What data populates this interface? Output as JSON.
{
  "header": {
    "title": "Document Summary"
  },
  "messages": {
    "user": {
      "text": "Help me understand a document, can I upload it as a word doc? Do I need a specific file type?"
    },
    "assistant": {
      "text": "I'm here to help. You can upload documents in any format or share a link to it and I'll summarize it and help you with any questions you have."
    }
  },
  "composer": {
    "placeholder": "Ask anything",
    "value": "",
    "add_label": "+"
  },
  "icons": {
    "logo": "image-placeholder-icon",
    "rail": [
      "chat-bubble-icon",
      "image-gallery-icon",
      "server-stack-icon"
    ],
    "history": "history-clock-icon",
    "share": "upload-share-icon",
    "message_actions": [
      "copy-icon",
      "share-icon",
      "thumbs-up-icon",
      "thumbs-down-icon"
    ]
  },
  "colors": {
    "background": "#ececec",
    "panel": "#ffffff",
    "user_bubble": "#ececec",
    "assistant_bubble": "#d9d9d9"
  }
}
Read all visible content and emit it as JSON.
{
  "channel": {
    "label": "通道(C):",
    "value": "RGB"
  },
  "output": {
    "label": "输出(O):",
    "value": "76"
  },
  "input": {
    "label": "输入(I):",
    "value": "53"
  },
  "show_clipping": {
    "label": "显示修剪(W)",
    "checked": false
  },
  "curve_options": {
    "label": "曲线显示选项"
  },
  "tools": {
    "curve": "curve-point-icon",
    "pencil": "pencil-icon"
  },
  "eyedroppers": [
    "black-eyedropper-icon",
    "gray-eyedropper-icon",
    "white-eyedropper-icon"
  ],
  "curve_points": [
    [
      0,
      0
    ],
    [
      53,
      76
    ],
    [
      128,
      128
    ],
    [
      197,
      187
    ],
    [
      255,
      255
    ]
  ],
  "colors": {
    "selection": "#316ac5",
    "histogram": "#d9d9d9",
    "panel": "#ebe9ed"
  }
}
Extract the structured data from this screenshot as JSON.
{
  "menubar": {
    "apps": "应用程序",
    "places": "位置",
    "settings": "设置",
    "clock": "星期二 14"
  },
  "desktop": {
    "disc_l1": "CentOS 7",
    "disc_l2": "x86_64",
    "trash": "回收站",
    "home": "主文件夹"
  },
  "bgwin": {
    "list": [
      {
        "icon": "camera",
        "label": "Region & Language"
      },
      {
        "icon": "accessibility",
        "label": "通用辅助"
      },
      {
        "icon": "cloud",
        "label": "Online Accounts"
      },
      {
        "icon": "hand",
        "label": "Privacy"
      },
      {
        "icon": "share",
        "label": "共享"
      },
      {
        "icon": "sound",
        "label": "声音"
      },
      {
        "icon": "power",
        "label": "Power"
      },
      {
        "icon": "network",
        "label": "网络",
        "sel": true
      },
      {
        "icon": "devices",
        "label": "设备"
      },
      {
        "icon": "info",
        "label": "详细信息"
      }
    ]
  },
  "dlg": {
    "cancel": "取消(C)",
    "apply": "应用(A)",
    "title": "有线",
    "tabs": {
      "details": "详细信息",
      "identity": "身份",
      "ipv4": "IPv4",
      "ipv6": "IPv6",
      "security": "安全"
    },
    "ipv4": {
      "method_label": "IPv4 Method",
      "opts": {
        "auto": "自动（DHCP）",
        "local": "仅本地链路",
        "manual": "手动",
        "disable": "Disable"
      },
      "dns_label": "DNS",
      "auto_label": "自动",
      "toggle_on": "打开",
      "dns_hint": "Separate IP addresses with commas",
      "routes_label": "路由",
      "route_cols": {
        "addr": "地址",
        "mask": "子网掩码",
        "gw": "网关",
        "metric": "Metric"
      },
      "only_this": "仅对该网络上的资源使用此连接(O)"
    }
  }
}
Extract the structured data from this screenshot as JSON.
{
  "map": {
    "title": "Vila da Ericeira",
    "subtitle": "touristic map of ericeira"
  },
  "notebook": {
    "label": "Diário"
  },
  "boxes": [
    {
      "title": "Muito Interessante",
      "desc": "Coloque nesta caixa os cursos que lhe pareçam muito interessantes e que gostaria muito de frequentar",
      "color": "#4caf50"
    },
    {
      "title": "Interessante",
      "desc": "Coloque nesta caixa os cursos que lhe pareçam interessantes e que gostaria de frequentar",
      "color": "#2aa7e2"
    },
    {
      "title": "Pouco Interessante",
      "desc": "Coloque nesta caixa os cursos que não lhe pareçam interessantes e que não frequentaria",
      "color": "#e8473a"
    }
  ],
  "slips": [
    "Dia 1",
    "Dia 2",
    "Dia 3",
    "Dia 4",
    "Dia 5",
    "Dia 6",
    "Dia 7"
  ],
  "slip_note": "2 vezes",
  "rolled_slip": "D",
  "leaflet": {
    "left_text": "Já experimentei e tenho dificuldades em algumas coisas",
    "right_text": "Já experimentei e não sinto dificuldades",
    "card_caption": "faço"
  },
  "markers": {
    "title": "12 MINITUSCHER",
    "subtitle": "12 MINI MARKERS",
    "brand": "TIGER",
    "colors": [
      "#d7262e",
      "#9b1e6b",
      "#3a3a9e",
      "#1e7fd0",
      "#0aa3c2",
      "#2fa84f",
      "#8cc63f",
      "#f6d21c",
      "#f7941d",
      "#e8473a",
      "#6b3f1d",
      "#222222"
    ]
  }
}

◆ **What is required**
All of the entries above should be written out again exactly.

◆ **Solved problem**
What data populates this interface? Output as JSON.
{
  "header": {
    "title": "Document Summary"
  },
  "messages": {
    "user": {
      "text": "Help me understand a document, can I upload it as a word doc? Do I need a specific file type?"
    },
    "assistant": {
      "text": "I'm here to help. You can upload documents in any format or share a link to it and I'll summarize it and help you with any questions you have."
    }
  },
  "composer": {
    "placeholder": "Ask anything",
    "value": "",
    "add_label": "+"
  },
  "icons": {
    "logo": "image-placeholder-icon",
    "rail": [
      "chat-bubble-icon",
      "image-gallery-icon",
      "server-stack-icon"
    ],
    "history": "history-clock-icon",
    "share": "upload-share-icon",
    "message_actions": [
      "copy-icon",
      "share-icon",
      "thumbs-up-icon",
      "thumbs-down-icon"
    ]
  },
  "colors": {
    "background": "#ececec",
    "panel": "#ffffff",
    "user_bubble": "#ececec",
    "assistant_bubble": "#d9d9d9"
  }
}
Read all visible content and emit it as JSON.
{
  "channel": {
    "label": "通道(C):",
    "value": "RGB"
  },
  "output": {
    "label": "输出(O):",
    "value": "76"
  },
  "input": {
    "label": "输入(I):",
    "value": "53"
  },
  "show_clipping": {
    "label": "显示修剪(W)",
    "checked": false
  },
  "curve_options": {
    "label": "曲线显示选项"
  },
  "tools": {
    "curve": "curve-point-icon",
    "pencil": "pencil-icon"
  },
  "eyedroppers": [
    "black-eyedropper-icon",
    "gray-eyedropper-icon",
    "white-eyedropper-icon"
  ],
  "curve_points": [
    [
      0,
      0
    ],
    [
      53,
      76
    ],
    [
      128,
      128
    ],
    [
      197,
      187
    ],
    [
      255,
      255
    ]
  ],
  "colors": {
    "selection": "#316ac5",
    "histogram": "#d9d9d9",
    "panel": "#ebe9ed"
  }
}
Extract the structured data from this screenshot as JSON.
{
  "menubar": {
    "apps": "应用程序",
    "places": "位置",
    "settings": "设置",
    "clock": "星期二 14"
  },
  "desktop": {
    "disc_l1": "CentOS 7",
    "disc_l2": "x86_64",
    "trash": "回收站",
    "home": "主文件夹"
  },
  "bgwin": {
    "list": [
      {
        "icon": "camera",
        "label": "Region & Language"
      },
      {
        "icon": "accessibility",
        "label": "通用辅助"
      },
      {
        "icon": "cloud",
        "label": "Online Accounts"
      },
      {
        "icon": "hand",
        "label": "Privacy"
      },
      {
        "icon": "share",
        "label": "共享"
      },
      {
        "icon": "sound",
        "label": "声音"
      },
      {
        "icon": "power",
        "label": "Power"
      },
      {
        "icon": "network",
        "label": "网络",
        "sel": true
      },
      {
        "icon": "devices",
        "label": "设备"
      },
      {
        "icon": "info",
        "label": "详细信息"
      }
    ]
  },
  "dlg": {
    "cancel": "取消(C)",
    "apply": "应用(A)",
    "title": "有线",
    "tabs": {
      "details": "详细信息",
      "identity": "身份",
      "ipv4": "IPv4",
      "ipv6": "IPv6",
      "security": "安全"
    },
    "ipv4": {
      "method_label": "IPv4 Method",
      "opts": {
        "auto": "自动（DHCP）",
        "local": "仅本地链路",
        "manual": "手动",
        "disable": "Disable"
      },
      "dns_label": "DNS",
      "auto_label": "自动",
      "toggle_on": "打开",
      "dns_hint": "Separate IP addresses with commas",
      "routes_label": "路由",
      "route_cols": {
        "addr": "地址",
        "mask": "子网掩码",
        "gw": "网关",
        "metric": "Metric"
      },
      "only_this": "仅对该网络上的资源使用此连接(O)"
    }
  }
}
Extract the structured data from this screenshot as JSON.
{
  "map": {
    "title": "Vila da Ericeira",
    "subtitle": "touristic map of ericeira"
  },
  "notebook": {
    "label": "Diário"
  },
  "boxes": [
    {
      "title": "Muito Interessante",
      "desc": "Coloque nesta caixa os cursos que lhe pareçam muito interessantes e que gostaria muito de frequentar",
      "color": "#4caf50"
    },
    {
      "title": "Interessante",
      "desc": "Coloque nesta caixa os cursos que lhe pareçam interessantes e que gostaria de frequentar",
      "color": "#2aa7e2"
    },
    {
      "title": "Pouco Interessante",
      "desc": "Coloque nesta caixa os cursos que não lhe pareçam interessantes e que não frequentaria",
      "color": "#e8473a"
    }
  ],
  "slips": [
    "Dia 1",
    "Dia 2",
    "Dia 3",
    "Dia 4",
    "Dia 5",
    "Dia 6",
    "Dia 7"
  ],
  "slip_note": "2 vezes",
  "rolled_slip": "D",
  "leaflet": {
    "left_text": "Já experimentei e tenho dificuldades em algumas coisas",
    "right_text": "Já experimentei e não sinto dificuldades",
    "card_caption": "faço"
  },
  "markers": {
    "title": "12 MINITUSCHER",
    "subtitle": "12 MINI MARKERS",
    "brand": "TIGER",
    "colors": [
      "#d7262e",
      "#9b1e6b",
      "#3a3a9e",
      "#1e7fd0",
      "#0aa3c2",
      "#2fa84f",
      "#8cc63f",
      "#f6d21c",
      "#f7941d",
      "#e8473a",
      "#6b3f1d",
      "#222222"
    ]
  }
}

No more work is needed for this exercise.